Text for analysis:
Making New Year resolutions has biblical validity, but not all resolves have a Christian spirit behind them, and the ones that are according to God's desires demand more courage and faith than any other resolution we can make, shares a blogger from the DesiringGod ministry.
"May [God] fulfill every resolve for good," states 2 Thessalonians 1:11, and a year is a "defined timeframe long enough to make progress on difficult things and short enough to provide some incentive to keep moving," writes Jon Bloom, the President of DesiringGod, which he and theologian John Piper launched together in 1994.
God wants us to make resolutions for 2014 that will serve one great purpose: "pursue love," as 1 Corinthians 14:1 mentions, proposes Bloom, the author of Not by Sight: A Fresh Look at Old Stories of Walking by Faith.
Let 2014 be "the year that we pursue love," he challenges. "Let this be the year we actually put into place some strategies to help us love… we can make 2014 a year where we pursue love with more intentionality than we ever have before." But doing this is not easy, he added.
"Making love our aim in 2014 will demand more courage and faith than any other resolution we can make," Bloom suggests. "Nothing exposes the depth of our sin like really seeking to love God with our entire being and loving our neighbors as ourselves," he adds, referring to Luke 10:27.
The two great commandments concern loving God and loving fellow human beings. But no Christian can say that she or he has "perfectly kept" either of the two commandments. "Our very best efforts have been polluted by our prideful sin. And we have rarely been at our very best," Bloom writes, adding, "So we must let our pursuit of love drive us to the gospel."
Our focus on the gospel will do two things, Bloom says. One, it will give us the basis to pursue love. "We can only love because God first loved us (1 John 4:19) and sent his Son to become sin for us so that we could become the righteousness of God in him (2 Corinthians 5:21)," he said.

Excerpted data:

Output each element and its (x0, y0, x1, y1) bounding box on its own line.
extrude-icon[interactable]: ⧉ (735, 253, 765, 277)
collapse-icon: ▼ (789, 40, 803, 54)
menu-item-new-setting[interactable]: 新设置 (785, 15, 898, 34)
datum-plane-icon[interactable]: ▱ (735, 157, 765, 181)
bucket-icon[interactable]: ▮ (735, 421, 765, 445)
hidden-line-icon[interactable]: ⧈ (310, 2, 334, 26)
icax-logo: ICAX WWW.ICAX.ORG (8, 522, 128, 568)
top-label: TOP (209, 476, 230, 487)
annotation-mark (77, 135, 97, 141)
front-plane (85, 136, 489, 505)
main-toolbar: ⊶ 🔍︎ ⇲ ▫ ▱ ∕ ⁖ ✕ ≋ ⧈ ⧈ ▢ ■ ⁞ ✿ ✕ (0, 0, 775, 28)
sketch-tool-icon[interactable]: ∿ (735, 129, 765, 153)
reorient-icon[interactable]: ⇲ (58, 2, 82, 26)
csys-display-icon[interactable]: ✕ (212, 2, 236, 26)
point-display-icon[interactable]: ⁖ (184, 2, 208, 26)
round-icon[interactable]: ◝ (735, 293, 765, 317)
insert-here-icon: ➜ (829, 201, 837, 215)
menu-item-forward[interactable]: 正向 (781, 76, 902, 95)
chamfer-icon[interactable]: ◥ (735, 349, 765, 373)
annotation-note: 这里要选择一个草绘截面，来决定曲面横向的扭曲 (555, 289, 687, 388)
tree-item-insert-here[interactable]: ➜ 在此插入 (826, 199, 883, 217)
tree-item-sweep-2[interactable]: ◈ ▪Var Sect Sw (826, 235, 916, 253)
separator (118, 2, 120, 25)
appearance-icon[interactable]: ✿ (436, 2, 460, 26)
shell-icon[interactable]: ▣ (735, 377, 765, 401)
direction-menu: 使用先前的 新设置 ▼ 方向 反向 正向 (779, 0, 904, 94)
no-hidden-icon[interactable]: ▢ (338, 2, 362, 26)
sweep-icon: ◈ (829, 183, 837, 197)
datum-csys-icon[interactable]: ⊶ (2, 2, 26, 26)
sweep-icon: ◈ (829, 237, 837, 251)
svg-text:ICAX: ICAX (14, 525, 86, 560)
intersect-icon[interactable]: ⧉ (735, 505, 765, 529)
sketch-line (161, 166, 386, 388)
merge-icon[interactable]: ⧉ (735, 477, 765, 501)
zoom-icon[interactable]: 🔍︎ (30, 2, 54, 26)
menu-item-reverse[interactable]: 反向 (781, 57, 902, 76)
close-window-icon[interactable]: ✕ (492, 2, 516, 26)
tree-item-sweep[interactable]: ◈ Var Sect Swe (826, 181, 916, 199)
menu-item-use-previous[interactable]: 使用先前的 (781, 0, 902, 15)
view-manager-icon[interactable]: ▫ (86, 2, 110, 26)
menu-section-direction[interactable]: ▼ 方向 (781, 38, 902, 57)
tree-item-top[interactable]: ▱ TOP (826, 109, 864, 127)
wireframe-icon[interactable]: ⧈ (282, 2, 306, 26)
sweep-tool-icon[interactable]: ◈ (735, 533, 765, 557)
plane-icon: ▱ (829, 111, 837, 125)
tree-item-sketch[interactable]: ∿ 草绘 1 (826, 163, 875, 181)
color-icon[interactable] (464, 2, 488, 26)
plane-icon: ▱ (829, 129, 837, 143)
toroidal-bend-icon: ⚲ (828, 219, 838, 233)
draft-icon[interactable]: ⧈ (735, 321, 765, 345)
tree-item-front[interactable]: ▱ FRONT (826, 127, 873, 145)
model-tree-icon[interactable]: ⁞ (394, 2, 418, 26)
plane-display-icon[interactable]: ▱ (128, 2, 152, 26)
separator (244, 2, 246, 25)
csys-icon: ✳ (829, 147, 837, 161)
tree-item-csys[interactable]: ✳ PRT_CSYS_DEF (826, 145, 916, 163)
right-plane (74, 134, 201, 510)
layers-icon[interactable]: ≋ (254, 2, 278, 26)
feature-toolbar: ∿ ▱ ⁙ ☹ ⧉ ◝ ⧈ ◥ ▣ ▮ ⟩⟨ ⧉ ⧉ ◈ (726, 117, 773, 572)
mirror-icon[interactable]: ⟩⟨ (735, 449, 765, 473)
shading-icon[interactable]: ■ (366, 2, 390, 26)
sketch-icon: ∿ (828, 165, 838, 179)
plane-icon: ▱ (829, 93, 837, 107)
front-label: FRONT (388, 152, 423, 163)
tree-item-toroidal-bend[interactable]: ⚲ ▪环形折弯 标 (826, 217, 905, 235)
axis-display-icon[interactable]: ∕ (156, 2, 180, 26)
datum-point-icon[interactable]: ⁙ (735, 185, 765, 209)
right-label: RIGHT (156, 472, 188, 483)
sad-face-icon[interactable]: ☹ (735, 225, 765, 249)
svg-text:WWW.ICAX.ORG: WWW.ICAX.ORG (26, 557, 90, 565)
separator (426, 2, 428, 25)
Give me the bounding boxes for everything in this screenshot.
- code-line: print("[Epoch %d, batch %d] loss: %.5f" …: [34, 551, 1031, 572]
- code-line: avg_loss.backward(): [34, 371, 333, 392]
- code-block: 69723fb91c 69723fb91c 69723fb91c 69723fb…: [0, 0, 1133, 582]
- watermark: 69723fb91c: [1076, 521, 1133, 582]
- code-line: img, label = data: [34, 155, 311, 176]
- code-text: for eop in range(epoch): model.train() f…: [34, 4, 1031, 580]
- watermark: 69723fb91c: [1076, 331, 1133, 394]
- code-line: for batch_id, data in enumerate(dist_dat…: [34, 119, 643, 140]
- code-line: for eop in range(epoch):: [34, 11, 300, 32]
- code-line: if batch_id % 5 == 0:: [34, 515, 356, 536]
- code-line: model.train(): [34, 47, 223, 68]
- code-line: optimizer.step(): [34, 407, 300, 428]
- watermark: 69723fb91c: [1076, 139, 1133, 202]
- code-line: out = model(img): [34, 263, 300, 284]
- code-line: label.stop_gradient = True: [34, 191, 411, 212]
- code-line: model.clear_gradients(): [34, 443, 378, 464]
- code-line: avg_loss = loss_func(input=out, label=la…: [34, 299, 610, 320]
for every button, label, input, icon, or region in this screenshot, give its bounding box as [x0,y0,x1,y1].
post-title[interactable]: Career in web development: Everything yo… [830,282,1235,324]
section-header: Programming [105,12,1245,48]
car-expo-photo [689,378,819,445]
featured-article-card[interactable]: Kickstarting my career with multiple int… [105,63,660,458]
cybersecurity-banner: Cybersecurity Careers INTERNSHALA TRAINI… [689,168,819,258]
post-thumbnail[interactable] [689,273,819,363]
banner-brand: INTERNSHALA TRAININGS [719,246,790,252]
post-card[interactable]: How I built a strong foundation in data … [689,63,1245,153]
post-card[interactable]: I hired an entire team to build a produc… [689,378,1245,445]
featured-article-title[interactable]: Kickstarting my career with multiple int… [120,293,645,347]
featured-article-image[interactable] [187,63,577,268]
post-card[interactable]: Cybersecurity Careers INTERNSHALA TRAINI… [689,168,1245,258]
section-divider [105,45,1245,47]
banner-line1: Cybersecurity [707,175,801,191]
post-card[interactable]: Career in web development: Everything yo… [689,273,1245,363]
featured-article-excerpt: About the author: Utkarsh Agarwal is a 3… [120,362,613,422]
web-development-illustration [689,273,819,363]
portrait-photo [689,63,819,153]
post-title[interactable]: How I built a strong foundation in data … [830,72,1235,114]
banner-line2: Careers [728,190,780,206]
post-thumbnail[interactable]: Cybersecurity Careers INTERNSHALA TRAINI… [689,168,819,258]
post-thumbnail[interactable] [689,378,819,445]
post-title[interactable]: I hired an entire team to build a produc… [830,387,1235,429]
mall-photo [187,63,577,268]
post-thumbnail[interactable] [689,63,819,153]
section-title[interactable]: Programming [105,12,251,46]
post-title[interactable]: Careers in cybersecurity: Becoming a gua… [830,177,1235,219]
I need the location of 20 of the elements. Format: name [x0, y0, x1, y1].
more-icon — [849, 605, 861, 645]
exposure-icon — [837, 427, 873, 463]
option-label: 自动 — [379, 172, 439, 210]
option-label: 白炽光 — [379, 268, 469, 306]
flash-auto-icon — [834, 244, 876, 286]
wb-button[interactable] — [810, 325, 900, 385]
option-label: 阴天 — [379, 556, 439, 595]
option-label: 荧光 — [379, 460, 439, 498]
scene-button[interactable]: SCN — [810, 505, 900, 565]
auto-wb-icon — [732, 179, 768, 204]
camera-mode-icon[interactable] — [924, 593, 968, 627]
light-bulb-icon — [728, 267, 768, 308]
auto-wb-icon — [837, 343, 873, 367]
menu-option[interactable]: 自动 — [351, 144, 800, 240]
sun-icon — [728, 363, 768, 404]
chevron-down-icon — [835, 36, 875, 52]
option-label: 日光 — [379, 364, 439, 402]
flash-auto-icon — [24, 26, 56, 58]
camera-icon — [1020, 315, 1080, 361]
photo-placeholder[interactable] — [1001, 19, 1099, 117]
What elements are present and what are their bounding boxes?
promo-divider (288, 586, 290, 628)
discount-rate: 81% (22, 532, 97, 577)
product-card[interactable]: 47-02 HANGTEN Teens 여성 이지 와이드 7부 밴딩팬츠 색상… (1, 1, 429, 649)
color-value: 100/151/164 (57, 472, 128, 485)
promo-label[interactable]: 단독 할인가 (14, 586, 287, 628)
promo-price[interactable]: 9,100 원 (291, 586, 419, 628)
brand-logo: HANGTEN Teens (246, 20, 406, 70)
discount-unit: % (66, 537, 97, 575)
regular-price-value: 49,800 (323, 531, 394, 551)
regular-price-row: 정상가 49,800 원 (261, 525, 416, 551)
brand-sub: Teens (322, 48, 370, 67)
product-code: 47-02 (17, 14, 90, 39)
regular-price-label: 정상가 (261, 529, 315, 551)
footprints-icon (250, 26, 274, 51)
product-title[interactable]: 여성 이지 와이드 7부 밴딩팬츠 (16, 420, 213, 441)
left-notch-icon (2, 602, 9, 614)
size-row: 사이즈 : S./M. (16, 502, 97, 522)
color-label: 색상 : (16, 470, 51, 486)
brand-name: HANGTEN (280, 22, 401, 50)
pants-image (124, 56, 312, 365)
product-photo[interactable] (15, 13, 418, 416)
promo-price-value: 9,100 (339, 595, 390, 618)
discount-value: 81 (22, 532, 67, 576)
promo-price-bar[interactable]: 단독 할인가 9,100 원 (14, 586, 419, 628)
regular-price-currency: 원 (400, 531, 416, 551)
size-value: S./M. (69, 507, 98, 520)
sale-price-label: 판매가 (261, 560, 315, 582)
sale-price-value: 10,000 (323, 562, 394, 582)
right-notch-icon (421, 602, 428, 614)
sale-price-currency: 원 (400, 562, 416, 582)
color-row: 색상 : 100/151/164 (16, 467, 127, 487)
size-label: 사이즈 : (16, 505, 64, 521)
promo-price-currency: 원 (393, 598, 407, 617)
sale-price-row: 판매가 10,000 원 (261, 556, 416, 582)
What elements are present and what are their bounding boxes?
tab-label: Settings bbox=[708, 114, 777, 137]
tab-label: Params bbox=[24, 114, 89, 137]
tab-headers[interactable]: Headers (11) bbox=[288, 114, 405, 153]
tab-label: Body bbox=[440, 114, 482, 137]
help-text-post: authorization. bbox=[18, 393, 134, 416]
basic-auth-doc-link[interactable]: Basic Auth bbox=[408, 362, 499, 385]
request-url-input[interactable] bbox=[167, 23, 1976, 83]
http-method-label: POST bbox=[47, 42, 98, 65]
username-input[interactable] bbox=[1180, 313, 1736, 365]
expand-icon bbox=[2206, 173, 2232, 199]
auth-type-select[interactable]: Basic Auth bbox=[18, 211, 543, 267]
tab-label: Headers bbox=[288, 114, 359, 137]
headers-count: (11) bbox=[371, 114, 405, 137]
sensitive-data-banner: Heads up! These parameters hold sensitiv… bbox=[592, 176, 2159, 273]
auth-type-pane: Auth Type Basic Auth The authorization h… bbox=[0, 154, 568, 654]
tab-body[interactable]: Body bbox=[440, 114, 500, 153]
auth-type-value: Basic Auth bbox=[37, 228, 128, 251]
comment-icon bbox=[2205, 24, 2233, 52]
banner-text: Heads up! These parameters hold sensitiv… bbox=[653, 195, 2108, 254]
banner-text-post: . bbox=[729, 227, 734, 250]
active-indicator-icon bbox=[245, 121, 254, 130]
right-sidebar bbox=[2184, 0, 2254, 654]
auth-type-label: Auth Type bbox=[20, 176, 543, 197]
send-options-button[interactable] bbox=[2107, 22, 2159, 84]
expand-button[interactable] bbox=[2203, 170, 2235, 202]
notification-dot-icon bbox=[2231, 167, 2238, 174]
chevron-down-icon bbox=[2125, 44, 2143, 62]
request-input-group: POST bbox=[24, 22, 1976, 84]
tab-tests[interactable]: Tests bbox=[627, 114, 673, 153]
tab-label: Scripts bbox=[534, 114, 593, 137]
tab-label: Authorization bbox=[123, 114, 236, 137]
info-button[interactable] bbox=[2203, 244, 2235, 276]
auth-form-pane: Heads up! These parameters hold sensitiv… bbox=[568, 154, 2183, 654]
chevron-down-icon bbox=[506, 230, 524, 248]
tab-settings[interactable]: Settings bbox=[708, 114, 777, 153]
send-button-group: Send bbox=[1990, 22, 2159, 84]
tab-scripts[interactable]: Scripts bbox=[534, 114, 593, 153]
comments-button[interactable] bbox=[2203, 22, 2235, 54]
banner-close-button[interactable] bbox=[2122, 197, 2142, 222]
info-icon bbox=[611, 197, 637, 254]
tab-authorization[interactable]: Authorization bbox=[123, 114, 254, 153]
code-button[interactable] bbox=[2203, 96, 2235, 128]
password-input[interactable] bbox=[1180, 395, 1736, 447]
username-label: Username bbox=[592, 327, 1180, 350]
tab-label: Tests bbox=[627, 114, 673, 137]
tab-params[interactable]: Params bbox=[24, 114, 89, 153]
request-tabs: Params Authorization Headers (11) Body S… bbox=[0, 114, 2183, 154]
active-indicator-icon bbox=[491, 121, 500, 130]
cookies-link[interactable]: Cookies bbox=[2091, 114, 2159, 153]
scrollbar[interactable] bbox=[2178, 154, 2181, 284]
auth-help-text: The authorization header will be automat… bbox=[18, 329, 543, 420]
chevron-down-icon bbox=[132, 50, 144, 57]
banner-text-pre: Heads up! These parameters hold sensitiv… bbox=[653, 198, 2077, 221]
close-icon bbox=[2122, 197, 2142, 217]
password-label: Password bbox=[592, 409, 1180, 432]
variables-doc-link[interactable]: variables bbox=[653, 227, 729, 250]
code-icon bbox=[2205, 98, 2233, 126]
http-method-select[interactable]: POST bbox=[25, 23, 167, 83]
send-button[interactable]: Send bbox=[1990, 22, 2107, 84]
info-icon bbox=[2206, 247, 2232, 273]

Your task:
From the article on New Year resolutions, quote the stretch from "Making New Year" through "Walking by Faith.". Work only from the article on New Year resolutions.

Reply to the task:
Making New Year resolutions has biblical validity, but not all resolves have a Christian spirit behind them, and the ones that are according to God's desires demand more courage and faith than any other resolution we can make, shares a blogger from the DesiringGod ministry.
"May [God] fulfill every resolve for good," states 2 Thessalonians 1:11, and a year is a "defined timeframe long enough to make progress on difficult things and short enough to provide some incentive to keep moving," writes Jon Bloom, the President of DesiringGod, which he and theologian John Piper launched together in 1994.
God wants us to make resolutions for 2014 that will serve one great purpose: "pursue love," as 1 Corinthians 14:1 mentions, proposes Bloom, the author of Not by Sight: A Fresh Look at Old Stories of Walking by Faith.